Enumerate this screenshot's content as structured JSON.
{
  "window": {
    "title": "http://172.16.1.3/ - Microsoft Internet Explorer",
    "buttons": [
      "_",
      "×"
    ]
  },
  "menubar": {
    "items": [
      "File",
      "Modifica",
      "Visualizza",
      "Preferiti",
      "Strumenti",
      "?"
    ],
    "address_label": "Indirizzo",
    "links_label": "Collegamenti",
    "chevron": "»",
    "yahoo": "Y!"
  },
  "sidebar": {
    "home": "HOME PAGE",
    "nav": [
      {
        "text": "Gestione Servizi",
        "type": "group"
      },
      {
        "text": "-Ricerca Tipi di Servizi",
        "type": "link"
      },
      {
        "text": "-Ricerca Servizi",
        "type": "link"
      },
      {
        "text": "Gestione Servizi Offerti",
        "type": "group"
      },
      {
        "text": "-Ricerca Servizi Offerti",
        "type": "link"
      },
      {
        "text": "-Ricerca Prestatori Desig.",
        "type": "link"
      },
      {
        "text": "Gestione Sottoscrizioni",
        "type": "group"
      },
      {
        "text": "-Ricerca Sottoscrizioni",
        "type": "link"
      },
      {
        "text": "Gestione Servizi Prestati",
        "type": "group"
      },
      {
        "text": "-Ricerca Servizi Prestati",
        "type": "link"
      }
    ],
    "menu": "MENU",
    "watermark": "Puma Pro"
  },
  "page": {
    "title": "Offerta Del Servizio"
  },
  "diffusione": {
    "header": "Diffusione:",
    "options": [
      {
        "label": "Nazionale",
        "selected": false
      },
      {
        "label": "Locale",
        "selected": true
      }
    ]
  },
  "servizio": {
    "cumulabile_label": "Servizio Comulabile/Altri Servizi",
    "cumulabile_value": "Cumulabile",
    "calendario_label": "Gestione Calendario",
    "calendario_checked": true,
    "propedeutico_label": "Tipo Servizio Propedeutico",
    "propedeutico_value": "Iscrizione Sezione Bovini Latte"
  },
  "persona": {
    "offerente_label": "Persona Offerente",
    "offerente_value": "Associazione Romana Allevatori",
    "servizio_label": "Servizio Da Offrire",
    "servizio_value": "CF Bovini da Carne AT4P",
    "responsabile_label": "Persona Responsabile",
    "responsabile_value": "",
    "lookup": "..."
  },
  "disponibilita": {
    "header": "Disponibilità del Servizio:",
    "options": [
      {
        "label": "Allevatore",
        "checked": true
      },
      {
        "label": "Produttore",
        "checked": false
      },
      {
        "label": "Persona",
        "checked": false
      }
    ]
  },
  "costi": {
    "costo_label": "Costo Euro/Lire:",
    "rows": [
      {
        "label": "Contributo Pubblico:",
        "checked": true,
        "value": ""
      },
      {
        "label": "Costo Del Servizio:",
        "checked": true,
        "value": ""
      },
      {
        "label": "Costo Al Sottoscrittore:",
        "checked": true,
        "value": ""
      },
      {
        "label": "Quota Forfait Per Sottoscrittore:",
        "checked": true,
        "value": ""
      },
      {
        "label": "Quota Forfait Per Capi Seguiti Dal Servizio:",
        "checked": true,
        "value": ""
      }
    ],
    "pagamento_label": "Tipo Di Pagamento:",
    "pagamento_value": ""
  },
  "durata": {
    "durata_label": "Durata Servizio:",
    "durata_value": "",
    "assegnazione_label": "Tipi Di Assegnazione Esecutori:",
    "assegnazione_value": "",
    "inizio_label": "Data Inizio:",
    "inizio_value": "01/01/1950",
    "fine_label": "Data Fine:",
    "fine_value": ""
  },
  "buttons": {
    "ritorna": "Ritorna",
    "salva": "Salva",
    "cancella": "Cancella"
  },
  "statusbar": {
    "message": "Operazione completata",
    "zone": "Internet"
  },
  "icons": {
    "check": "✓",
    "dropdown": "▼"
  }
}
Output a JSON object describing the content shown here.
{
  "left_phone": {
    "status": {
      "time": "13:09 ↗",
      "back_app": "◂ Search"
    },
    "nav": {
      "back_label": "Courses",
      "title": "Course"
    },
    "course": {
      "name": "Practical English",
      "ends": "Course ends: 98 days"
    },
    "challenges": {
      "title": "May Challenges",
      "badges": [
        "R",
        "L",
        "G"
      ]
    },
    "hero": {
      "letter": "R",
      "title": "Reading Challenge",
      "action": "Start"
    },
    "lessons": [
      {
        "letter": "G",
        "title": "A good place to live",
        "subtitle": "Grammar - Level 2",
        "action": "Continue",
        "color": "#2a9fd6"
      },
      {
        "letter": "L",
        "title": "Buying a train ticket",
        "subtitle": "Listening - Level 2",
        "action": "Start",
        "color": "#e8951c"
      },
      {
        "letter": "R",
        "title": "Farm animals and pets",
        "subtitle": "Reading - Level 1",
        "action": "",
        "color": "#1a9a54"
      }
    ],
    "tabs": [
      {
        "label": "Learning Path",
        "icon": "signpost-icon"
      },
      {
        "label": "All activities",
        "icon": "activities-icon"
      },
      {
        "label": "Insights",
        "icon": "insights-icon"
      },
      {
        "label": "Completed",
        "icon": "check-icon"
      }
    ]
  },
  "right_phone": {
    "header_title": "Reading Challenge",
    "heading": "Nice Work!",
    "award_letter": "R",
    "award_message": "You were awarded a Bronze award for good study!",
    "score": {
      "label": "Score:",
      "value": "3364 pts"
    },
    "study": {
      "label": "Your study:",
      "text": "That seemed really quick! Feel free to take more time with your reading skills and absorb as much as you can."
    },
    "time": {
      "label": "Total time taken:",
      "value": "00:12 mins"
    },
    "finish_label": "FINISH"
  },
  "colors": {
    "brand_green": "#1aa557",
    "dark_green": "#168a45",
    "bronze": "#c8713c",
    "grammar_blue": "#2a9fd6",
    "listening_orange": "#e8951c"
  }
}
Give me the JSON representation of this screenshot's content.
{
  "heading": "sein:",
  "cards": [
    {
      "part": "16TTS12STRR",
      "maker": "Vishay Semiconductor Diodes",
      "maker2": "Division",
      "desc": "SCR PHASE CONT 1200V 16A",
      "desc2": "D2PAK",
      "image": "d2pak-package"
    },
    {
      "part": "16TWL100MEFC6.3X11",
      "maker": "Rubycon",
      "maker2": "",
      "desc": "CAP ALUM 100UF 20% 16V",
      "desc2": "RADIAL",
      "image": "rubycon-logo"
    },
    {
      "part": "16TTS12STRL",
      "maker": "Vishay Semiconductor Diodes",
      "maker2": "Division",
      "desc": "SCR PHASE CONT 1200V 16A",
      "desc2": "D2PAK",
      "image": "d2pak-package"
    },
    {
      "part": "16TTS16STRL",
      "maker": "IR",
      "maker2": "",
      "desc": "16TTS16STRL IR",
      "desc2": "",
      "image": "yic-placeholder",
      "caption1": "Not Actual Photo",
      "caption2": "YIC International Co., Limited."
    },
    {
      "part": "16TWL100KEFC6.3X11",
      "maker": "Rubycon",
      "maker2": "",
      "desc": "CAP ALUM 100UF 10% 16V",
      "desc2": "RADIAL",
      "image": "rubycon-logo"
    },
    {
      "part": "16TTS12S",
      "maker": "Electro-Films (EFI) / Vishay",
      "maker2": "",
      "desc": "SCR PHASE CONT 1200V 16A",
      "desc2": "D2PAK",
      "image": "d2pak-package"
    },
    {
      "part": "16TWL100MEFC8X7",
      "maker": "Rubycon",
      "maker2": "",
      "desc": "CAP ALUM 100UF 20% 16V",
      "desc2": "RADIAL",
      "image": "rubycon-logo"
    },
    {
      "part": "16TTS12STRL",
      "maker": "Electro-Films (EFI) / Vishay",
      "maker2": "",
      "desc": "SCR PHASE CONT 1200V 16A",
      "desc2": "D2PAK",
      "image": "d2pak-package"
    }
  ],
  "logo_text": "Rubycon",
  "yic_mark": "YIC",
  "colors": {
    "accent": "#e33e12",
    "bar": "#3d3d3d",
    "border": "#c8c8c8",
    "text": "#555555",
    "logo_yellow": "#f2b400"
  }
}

◇ ◇ ◇

**WRITTEN INSTRUCTION:**
Which lines above contain the word "screenshot"? Copy each of them.

**WORKED ANSWER:**
Enumerate this screenshot's content as structured JSON.
Give me the JSON representation of this screenshot's content.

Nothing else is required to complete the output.